Collection entries
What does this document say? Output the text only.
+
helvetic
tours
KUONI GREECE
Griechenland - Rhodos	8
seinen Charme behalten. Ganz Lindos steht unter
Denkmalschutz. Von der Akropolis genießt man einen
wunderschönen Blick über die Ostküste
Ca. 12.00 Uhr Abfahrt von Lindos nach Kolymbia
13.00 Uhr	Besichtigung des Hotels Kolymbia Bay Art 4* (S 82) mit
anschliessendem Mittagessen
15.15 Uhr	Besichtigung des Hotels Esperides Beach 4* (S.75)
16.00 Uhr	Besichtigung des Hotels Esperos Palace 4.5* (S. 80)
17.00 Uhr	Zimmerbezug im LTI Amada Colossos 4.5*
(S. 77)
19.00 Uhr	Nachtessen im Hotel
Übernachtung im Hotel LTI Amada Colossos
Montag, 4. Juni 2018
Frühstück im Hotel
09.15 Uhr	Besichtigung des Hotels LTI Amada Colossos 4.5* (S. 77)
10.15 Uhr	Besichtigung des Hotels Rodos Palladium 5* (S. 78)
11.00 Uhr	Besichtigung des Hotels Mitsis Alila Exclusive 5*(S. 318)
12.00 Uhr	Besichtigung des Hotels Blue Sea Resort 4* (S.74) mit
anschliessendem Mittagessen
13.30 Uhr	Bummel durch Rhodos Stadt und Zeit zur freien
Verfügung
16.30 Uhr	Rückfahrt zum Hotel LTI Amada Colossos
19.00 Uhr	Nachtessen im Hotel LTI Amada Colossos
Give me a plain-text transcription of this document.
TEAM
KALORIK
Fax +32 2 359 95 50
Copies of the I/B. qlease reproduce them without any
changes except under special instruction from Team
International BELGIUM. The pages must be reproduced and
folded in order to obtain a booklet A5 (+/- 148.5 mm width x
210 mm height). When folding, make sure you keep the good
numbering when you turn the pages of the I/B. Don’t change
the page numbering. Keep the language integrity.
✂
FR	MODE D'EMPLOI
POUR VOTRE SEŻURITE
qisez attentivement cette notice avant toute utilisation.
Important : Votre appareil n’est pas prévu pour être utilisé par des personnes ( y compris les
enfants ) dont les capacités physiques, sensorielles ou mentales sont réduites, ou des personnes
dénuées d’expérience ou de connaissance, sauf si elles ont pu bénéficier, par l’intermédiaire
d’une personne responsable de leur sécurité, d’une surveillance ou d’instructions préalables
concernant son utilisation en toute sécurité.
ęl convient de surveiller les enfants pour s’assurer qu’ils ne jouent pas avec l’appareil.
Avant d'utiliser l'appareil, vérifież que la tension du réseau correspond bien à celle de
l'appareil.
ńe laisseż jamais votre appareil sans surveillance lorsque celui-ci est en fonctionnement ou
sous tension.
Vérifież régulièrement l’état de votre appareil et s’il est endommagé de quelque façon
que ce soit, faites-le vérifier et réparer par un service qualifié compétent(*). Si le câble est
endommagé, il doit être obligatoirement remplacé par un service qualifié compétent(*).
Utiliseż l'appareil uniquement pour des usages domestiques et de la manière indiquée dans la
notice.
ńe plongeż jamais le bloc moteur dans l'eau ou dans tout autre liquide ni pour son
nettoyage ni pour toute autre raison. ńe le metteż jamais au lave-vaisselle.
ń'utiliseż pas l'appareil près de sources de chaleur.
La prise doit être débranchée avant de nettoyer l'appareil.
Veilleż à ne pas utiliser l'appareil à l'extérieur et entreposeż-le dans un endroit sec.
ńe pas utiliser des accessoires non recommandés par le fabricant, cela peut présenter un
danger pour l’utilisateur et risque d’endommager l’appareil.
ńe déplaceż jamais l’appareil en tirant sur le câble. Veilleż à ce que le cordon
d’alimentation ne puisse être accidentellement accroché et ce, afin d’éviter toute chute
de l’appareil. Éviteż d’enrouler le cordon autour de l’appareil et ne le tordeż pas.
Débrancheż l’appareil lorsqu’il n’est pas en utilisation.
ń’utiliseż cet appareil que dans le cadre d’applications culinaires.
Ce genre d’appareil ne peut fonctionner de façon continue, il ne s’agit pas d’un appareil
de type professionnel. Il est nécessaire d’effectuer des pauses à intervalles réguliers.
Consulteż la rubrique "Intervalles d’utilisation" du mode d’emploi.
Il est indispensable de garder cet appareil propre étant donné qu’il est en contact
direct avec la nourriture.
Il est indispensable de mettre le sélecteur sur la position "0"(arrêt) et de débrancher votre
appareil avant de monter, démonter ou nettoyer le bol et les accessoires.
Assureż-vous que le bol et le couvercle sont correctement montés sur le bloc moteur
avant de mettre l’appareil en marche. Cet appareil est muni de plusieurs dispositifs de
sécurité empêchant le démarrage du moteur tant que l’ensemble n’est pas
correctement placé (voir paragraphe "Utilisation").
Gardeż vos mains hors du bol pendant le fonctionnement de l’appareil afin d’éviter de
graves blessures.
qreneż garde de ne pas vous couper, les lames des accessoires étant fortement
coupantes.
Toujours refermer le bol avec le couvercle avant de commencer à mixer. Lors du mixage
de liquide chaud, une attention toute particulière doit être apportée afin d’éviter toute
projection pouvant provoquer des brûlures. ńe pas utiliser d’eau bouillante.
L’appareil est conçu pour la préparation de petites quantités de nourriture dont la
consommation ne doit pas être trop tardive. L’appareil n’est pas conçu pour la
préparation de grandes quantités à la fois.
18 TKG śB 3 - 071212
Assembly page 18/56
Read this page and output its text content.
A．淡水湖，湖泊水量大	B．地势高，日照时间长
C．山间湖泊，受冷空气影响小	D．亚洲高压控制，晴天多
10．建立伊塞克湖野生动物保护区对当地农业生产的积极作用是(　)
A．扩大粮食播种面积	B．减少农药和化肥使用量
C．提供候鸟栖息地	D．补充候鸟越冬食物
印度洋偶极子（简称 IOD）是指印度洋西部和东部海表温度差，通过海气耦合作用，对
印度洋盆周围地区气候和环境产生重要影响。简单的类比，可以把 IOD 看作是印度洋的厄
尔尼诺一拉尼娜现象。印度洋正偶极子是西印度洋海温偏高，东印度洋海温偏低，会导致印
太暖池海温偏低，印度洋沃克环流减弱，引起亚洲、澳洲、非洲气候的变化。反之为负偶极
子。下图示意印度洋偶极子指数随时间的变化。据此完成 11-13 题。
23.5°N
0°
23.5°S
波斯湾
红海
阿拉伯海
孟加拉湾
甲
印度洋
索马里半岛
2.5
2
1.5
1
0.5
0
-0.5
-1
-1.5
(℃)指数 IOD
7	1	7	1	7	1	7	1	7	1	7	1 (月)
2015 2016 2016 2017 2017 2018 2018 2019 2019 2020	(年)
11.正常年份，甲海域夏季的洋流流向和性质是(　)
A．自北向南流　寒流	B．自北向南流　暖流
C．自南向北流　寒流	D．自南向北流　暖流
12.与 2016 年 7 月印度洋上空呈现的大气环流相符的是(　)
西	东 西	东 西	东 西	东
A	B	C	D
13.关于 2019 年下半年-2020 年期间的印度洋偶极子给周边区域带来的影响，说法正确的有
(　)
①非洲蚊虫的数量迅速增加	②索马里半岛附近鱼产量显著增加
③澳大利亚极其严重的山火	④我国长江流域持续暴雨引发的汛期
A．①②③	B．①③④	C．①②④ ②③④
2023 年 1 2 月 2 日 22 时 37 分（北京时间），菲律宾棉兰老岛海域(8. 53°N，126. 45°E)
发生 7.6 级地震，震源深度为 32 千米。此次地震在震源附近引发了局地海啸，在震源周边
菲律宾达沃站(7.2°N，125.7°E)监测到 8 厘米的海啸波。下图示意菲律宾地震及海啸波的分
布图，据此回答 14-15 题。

* Problem to work on *
For each line of the entries that includes "utiliser", show that line.

* Solution to the problem *
Avant d'utiliser l'appareil, vérifież que la tension du réseau correspond bien à celle de
Veilleż à ne pas utiliser l'appareil à l'extérieur et entreposeż-le dans un endroit sec.
ńe pas utiliser des accessoires non recommandés par le fabricant, cela peut présenter un
projection pouvant provoquer des brûlures. ńe pas utiliser d’eau bouillante.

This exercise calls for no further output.